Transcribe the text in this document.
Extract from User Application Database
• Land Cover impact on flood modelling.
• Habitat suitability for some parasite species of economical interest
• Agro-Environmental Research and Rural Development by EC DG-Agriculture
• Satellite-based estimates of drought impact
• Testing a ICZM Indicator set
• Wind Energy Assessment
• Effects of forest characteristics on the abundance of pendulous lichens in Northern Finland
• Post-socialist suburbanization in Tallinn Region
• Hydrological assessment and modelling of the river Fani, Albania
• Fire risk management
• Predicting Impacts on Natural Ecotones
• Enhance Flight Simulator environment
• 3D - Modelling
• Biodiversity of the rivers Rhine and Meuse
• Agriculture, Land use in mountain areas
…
-------------------------
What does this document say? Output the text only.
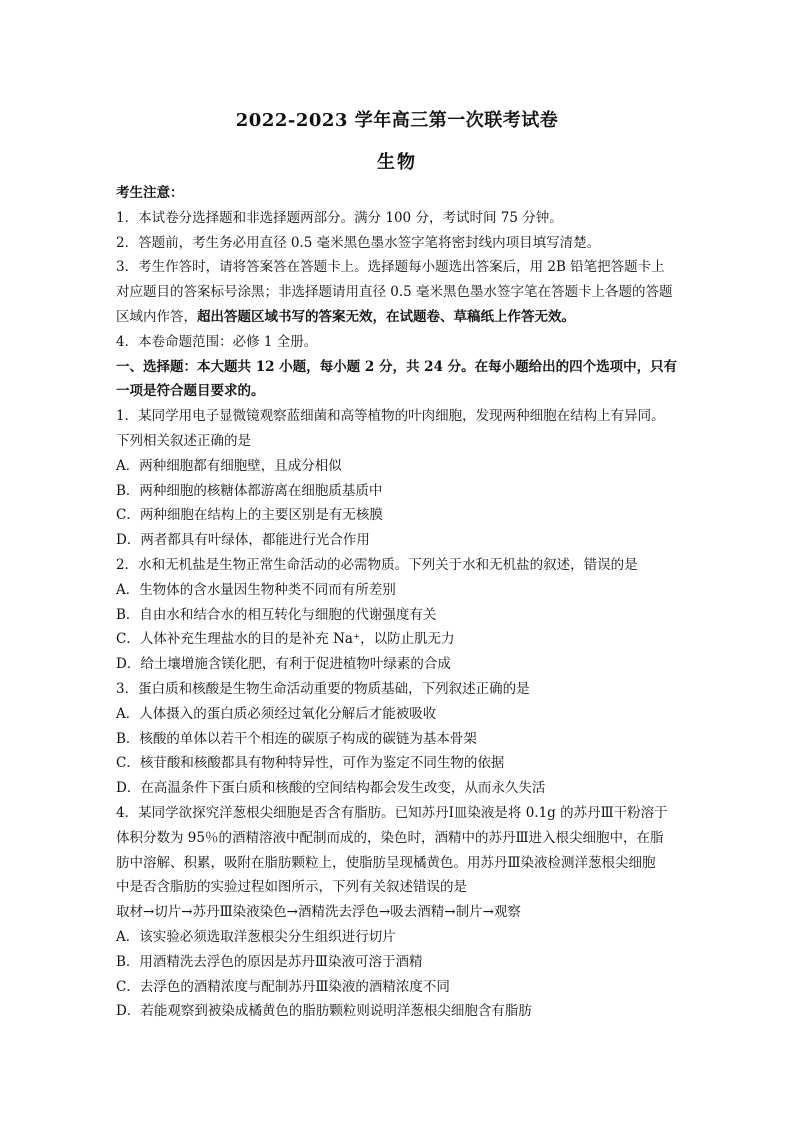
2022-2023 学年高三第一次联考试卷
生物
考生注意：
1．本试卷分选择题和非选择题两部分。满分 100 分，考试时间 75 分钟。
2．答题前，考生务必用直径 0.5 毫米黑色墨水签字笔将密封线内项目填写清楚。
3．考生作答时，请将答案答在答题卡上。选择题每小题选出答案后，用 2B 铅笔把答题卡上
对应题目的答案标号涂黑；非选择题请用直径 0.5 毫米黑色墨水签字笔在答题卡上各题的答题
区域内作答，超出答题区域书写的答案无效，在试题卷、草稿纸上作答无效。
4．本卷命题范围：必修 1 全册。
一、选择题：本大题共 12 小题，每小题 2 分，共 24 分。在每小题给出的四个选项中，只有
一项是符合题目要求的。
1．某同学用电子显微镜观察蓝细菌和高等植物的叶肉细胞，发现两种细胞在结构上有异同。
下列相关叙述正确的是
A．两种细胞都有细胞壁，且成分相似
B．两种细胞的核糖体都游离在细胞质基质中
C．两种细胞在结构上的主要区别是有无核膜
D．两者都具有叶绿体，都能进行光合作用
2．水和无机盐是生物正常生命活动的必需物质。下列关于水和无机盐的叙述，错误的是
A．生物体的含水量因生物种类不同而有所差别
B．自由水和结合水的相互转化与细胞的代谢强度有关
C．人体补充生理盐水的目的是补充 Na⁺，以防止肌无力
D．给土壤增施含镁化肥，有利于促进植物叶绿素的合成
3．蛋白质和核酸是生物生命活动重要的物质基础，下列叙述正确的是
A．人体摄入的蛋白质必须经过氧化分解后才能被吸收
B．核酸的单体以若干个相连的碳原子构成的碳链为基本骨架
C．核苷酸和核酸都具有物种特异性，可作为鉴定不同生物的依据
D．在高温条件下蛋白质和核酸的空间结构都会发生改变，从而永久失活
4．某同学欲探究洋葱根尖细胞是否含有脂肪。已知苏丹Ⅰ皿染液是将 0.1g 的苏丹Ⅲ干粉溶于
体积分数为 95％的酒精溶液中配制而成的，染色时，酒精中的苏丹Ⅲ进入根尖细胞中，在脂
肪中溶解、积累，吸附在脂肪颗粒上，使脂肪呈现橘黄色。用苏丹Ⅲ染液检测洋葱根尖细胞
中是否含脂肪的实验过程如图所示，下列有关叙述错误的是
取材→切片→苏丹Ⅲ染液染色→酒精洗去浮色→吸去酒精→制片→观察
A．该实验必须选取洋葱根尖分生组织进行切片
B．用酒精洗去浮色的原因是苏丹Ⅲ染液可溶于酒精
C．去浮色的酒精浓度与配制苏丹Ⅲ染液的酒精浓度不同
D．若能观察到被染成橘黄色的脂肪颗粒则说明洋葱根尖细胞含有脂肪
-------------------------
Check each line in the records for the word "document" and say how many have it, with nothing else.

2